## [What you need to do]
Quote the full listing word for word.

----------------------------------------

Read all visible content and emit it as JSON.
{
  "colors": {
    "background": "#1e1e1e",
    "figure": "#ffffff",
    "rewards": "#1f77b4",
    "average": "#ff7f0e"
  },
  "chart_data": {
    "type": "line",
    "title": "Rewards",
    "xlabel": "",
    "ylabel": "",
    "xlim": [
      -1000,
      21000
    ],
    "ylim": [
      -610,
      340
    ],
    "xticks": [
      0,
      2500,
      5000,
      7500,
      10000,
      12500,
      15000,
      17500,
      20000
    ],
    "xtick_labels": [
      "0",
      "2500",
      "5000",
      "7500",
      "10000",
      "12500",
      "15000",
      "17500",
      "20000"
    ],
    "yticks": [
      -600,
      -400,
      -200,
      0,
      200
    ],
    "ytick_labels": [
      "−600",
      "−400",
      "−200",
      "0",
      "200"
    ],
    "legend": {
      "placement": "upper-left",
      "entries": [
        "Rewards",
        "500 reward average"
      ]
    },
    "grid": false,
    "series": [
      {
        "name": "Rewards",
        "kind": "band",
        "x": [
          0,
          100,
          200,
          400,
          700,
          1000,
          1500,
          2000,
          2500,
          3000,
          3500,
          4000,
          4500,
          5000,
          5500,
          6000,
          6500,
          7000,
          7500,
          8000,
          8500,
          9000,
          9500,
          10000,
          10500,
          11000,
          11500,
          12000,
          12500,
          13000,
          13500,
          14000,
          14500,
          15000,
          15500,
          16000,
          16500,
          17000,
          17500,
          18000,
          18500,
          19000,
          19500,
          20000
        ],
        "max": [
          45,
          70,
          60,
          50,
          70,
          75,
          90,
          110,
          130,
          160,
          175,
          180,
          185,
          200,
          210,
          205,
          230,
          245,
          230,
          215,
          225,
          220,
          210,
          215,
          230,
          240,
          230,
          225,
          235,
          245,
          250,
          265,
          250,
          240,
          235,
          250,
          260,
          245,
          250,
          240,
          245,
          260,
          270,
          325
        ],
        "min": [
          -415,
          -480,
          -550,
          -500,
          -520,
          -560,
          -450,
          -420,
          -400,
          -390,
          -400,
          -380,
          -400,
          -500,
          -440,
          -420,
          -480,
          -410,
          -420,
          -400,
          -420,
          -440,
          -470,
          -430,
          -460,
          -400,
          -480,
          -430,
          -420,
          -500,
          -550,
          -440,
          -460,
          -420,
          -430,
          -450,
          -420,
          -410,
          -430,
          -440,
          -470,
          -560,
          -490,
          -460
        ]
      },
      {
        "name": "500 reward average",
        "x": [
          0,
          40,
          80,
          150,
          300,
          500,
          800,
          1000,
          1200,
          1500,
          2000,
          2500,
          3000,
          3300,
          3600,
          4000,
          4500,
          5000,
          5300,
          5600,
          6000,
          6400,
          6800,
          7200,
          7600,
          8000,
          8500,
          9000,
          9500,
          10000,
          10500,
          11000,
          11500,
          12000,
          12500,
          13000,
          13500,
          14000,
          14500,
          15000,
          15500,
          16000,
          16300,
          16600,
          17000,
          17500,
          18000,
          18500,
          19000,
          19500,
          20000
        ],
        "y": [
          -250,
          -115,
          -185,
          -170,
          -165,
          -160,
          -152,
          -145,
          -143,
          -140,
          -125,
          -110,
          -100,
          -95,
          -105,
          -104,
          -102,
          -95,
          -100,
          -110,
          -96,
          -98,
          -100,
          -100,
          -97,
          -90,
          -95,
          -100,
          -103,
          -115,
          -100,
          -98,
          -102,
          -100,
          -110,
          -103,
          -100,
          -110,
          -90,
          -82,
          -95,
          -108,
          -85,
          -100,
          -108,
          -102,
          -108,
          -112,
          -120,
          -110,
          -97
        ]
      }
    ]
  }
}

----------------------------------------

## [Complete output]
Read all visible content and emit it as JSON.
{
  "colors": {
    "background": "#1e1e1e",
    "figure": "#ffffff",
    "rewards": "#1f77b4",
    "average": "#ff7f0e"
  },
  "chart_data": {
    "type": "line",
    "title": "Rewards",
    "xlabel": "",
    "ylabel": "",
    "xlim": [
      -1000,
      21000
    ],
    "ylim": [
      -610,
      340
    ],
    "xticks": [
      0,
      2500,
      5000,
      7500,
      10000,
      12500,
      15000,
      17500,
      20000
    ],
    "xtick_labels": [
      "0",
      "2500",
      "5000",
      "7500",
      "10000",
      "12500",
      "15000",
      "17500",
      "20000"
    ],
    "yticks": [
      -600,
      -400,
      -200,
      0,
      200
    ],
    "ytick_labels": [
      "−600",
      "−400",
      "−200",
      "0",
      "200"
    ],
    "legend": {
      "placement": "upper-left",
      "entries": [
        "Rewards",
        "500 reward average"
      ]
    },
    "grid": false,
    "series": [
      {
        "name": "Rewards",
        "kind": "band",
        "x": [
          0,
          100,
          200,
          400,
          700,
          1000,
          1500,
          2000,
          2500,
          3000,
          3500,
          4000,
          4500,
          5000,
          5500,
          6000,
          6500,
          7000,
          7500,
          8000,
          8500,
          9000,
          9500,
          10000,
          10500,
          11000,
          11500,
          12000,
          12500,
          13000,
          13500,
          14000,
          14500,
          15000,
          15500,
          16000,
          16500,
          17000,
          17500,
          18000,
          18500,
          19000,
          19500,
          20000
        ],
        "max": [
          45,
          70,
          60,
          50,
          70,
          75,
          90,
          110,
          130,
          160,
          175,
          180,
          185,
          200,
          210,
          205,
          230,
          245,
          230,
          215,
          225,
          220,
          210,
          215,
          230,
          240,
          230,
          225,
          235,
          245,
          250,
          265,
          250,
          240,
          235,
          250,
          260,
          245,
          250,
          240,
          245,
          260,
          270,
          325
        ],
        "min": [
          -415,
          -480,
          -550,
          -500,
          -520,
          -560,
          -450,
          -420,
          -400,
          -390,
          -400,
          -380,
          -400,
          -500,
          -440,
          -420,
          -480,
          -410,
          -420,
          -400,
          -420,
          -440,
          -470,
          -430,
          -460,
          -400,
          -480,
          -430,
          -420,
          -500,
          -550,
          -440,
          -460,
          -420,
          -430,
          -450,
          -420,
          -410,
          -430,
          -440,
          -470,
          -560,
          -490,
          -460
        ]
      },
      {
        "name": "500 reward average",
        "x": [
          0,
          40,
          80,
          150,
          300,
          500,
          800,
          1000,
          1200,
          1500,
          2000,
          2500,
          3000,
          3300,
          3600,
          4000,
          4500,
          5000,
          5300,
          5600,
          6000,
          6400,
          6800,
          7200,
          7600,
          8000,
          8500,
          9000,
          9500,
          10000,
          10500,
          11000,
          11500,
          12000,
          12500,
          13000,
          13500,
          14000,
          14500,
          15000,
          15500,
          16000,
          16300,
          16600,
          17000,
          17500,
          18000,
          18500,
          19000,
          19500,
          20000
        ],
        "y": [
          -250,
          -115,
          -185,
          -170,
          -165,
          -160,
          -152,
          -145,
          -143,
          -140,
          -125,
          -110,
          -100,
          -95,
          -105,
          -104,
          -102,
          -95,
          -100,
          -110,
          -96,
          -98,
          -100,
          -100,
          -97,
          -90,
          -95,
          -100,
          -103,
          -115,
          -100,
          -98,
          -102,
          -100,
          -110,
          -103,
          -100,
          -110,
          -90,
          -82,
          -95,
          -108,
          -85,
          -100,
          -108,
          -102,
          -108,
          -112,
          -120,
          -110,
          -97
        ]
      }
    ]
  }
}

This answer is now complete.